Written task: Restate every line of the material, word for word.

Dataset entries:

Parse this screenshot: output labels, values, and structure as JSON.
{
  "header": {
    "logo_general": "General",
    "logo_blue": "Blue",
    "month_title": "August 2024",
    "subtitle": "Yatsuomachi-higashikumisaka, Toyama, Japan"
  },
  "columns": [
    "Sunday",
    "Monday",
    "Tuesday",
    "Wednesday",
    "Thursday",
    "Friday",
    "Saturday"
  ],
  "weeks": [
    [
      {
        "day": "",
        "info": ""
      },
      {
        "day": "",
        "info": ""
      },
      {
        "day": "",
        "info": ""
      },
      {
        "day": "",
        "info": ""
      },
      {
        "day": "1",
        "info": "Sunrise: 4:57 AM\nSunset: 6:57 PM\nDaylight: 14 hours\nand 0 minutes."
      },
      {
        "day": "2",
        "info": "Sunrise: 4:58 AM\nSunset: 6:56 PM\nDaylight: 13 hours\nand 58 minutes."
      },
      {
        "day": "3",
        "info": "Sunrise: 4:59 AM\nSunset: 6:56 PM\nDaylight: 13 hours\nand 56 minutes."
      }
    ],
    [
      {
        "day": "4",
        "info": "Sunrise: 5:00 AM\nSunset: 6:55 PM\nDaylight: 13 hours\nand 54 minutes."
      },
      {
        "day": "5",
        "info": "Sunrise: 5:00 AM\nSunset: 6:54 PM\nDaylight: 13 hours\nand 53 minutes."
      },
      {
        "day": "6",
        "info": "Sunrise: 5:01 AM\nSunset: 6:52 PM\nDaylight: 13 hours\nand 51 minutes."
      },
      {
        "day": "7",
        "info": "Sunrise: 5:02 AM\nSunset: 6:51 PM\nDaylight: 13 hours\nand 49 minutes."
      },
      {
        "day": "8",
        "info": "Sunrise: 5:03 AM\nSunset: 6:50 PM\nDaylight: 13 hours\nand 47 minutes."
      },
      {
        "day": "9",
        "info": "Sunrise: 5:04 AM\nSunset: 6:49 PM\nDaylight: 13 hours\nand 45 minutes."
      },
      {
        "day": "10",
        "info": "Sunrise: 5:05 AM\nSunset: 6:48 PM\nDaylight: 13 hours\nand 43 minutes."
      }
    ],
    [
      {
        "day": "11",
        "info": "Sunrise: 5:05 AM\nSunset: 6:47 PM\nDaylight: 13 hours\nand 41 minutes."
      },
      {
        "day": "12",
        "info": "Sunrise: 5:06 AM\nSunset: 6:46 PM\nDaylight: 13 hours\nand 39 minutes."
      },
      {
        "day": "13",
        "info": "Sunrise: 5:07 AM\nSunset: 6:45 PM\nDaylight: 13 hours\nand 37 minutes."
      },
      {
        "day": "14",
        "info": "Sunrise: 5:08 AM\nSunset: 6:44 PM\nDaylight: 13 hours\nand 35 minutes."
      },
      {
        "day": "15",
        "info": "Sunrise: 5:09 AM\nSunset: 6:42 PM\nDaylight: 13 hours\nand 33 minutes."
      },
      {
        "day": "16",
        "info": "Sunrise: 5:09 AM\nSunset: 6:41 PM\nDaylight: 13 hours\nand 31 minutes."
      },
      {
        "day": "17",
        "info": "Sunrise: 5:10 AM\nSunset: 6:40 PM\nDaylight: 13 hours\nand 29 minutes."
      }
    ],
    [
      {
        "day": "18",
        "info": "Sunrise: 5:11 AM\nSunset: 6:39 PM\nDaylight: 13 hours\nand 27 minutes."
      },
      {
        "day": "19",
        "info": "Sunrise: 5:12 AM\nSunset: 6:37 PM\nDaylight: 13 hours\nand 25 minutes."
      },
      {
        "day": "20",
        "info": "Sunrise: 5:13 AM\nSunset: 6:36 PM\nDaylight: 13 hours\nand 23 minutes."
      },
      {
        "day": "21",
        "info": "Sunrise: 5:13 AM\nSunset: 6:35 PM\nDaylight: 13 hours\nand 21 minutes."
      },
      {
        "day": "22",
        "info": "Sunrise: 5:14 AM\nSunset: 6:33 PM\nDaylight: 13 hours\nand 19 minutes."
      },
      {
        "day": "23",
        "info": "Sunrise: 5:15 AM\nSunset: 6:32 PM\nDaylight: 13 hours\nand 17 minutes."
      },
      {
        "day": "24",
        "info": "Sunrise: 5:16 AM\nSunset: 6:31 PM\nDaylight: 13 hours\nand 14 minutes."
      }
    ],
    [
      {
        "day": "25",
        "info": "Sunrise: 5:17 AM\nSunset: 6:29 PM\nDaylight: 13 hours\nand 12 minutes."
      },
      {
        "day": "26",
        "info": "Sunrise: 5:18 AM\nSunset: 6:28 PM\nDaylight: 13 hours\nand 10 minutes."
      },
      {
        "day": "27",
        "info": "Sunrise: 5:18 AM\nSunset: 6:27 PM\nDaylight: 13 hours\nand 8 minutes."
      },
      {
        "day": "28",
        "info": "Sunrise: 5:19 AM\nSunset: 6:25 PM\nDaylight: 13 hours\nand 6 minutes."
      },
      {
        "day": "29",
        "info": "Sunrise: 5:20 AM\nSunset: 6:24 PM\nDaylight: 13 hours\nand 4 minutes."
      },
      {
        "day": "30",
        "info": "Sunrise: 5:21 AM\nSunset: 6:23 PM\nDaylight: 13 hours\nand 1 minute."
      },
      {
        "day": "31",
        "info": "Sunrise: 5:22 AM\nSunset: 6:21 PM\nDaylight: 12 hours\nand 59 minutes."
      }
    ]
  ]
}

Result for this task:
Parse this screenshot: output labels, values, and structure as JSON.
{
  "header": {
    "logo_general": "General",
    "logo_blue": "Blue",
    "month_title": "August 2024",
    "subtitle": "Yatsuomachi-higashikumisaka, Toyama, Japan"
  },
  "columns": [
    "Sunday",
    "Monday",
    "Tuesday",
    "Wednesday",
    "Thursday",
    "Friday",
    "Saturday"
  ],
  "weeks": [
    [
      {
        "day": "",
        "info": ""
      },
      {
        "day": "",
        "info": ""
      },
      {
        "day": "",
        "info": ""
      },
      {
        "day": "",
        "info": ""
      },
      {
        "day": "1",
        "info": "Sunrise: 4:57 AM\nSunset: 6:57 PM\nDaylight: 14 hours\nand 0 minutes."
      },
      {
        "day": "2",
        "info": "Sunrise: 4:58 AM\nSunset: 6:56 PM\nDaylight: 13 hours\nand 58 minutes."
      },
      {
        "day": "3",
        "info": "Sunrise: 4:59 AM\nSunset: 6:56 PM\nDaylight: 13 hours\nand 56 minutes."
      }
    ],
    [
      {
        "day": "4",
        "info": "Sunrise: 5:00 AM\nSunset: 6:55 PM\nDaylight: 13 hours\nand 54 minutes."
      },
      {
        "day": "5",
        "info": "Sunrise: 5:00 AM\nSunset: 6:54 PM\nDaylight: 13 hours\nand 53 minutes."
      },
      {
        "day": "6",
        "info": "Sunrise: 5:01 AM\nSunset: 6:52 PM\nDaylight: 13 hours\nand 51 minutes."
      },
      {
        "day": "7",
        "info": "Sunrise: 5:02 AM\nSunset: 6:51 PM\nDaylight: 13 hours\nand 49 minutes."
      },
      {
        "day": "8",
        "info": "Sunrise: 5:03 AM\nSunset: 6:50 PM\nDaylight: 13 hours\nand 47 minutes."
      },
      {
        "day": "9",
        "info": "Sunrise: 5:04 AM\nSunset: 6:49 PM\nDaylight: 13 hours\nand 45 minutes."
      },
      {
        "day": "10",
        "info": "Sunrise: 5:05 AM\nSunset: 6:48 PM\nDaylight: 13 hours\nand 43 minutes."
      }
    ],
    [
      {
        "day": "11",
        "info": "Sunrise: 5:05 AM\nSunset: 6:47 PM\nDaylight: 13 hours\nand 41 minutes."
      },
      {
        "day": "12",
        "info": "Sunrise: 5:06 AM\nSunset: 6:46 PM\nDaylight: 13 hours\nand 39 minutes."
      },
      {
        "day": "13",
        "info": "Sunrise: 5:07 AM\nSunset: 6:45 PM\nDaylight: 13 hours\nand 37 minutes."
      },
      {
        "day": "14",
        "info": "Sunrise: 5:08 AM\nSunset: 6:44 PM\nDaylight: 13 hours\nand 35 minutes."
      },
      {
        "day": "15",
        "info": "Sunrise: 5:09 AM\nSunset: 6:42 PM\nDaylight: 13 hours\nand 33 minutes."
      },
      {
        "day": "16",
        "info": "Sunrise: 5:09 AM\nSunset: 6:41 PM\nDaylight: 13 hours\nand 31 minutes."
      },
      {
        "day": "17",
        "info": "Sunrise: 5:10 AM\nSunset: 6:40 PM\nDaylight: 13 hours\nand 29 minutes."
      }
    ],
    [
      {
        "day": "18",
        "info": "Sunrise: 5:11 AM\nSunset: 6:39 PM\nDaylight: 13 hours\nand 27 minutes."
      },
      {
        "day": "19",
        "info": "Sunrise: 5:12 AM\nSunset: 6:37 PM\nDaylight: 13 hours\nand 25 minutes."
      },
      {
        "day": "20",
        "info": "Sunrise: 5:13 AM\nSunset: 6:36 PM\nDaylight: 13 hours\nand 23 minutes."
      },
      {
        "day": "21",
        "info": "Sunrise: 5:13 AM\nSunset: 6:35 PM\nDaylight: 13 hours\nand 21 minutes."
      },
      {
        "day": "22",
        "info": "Sunrise: 5:14 AM\nSunset: 6:33 PM\nDaylight: 13 hours\nand 19 minutes."
      },
      {
        "day": "23",
        "info": "Sunrise: 5:15 AM\nSunset: 6:32 PM\nDaylight: 13 hours\nand 17 minutes."
      },
      {
        "day": "24",
        "info": "Sunrise: 5:16 AM\nSunset: 6:31 PM\nDaylight: 13 hours\nand 14 minutes."
      }
    ],
    [
      {
        "day": "25",
        "info": "Sunrise: 5:17 AM\nSunset: 6:29 PM\nDaylight: 13 hours\nand 12 minutes."
      },
      {
        "day": "26",
        "info": "Sunrise: 5:18 AM\nSunset: 6:28 PM\nDaylight: 13 hours\nand 10 minutes."
      },
      {
        "day": "27",
        "info": "Sunrise: 5:18 AM\nSunset: 6:27 PM\nDaylight: 13 hours\nand 8 minutes."
      },
      {
        "day": "28",
        "info": "Sunrise: 5:19 AM\nSunset: 6:25 PM\nDaylight: 13 hours\nand 6 minutes."
      },
      {
        "day": "29",
        "info": "Sunrise: 5:20 AM\nSunset: 6:24 PM\nDaylight: 13 hours\nand 4 minutes."
      },
      {
        "day": "30",
        "info": "Sunrise: 5:21 AM\nSunset: 6:23 PM\nDaylight: 13 hours\nand 1 minute."
      },
      {
        "day": "31",
        "info": "Sunrise: 5:22 AM\nSunset: 6:21 PM\nDaylight: 12 hours\nand 59 minutes."
      }
    ]
  ]
}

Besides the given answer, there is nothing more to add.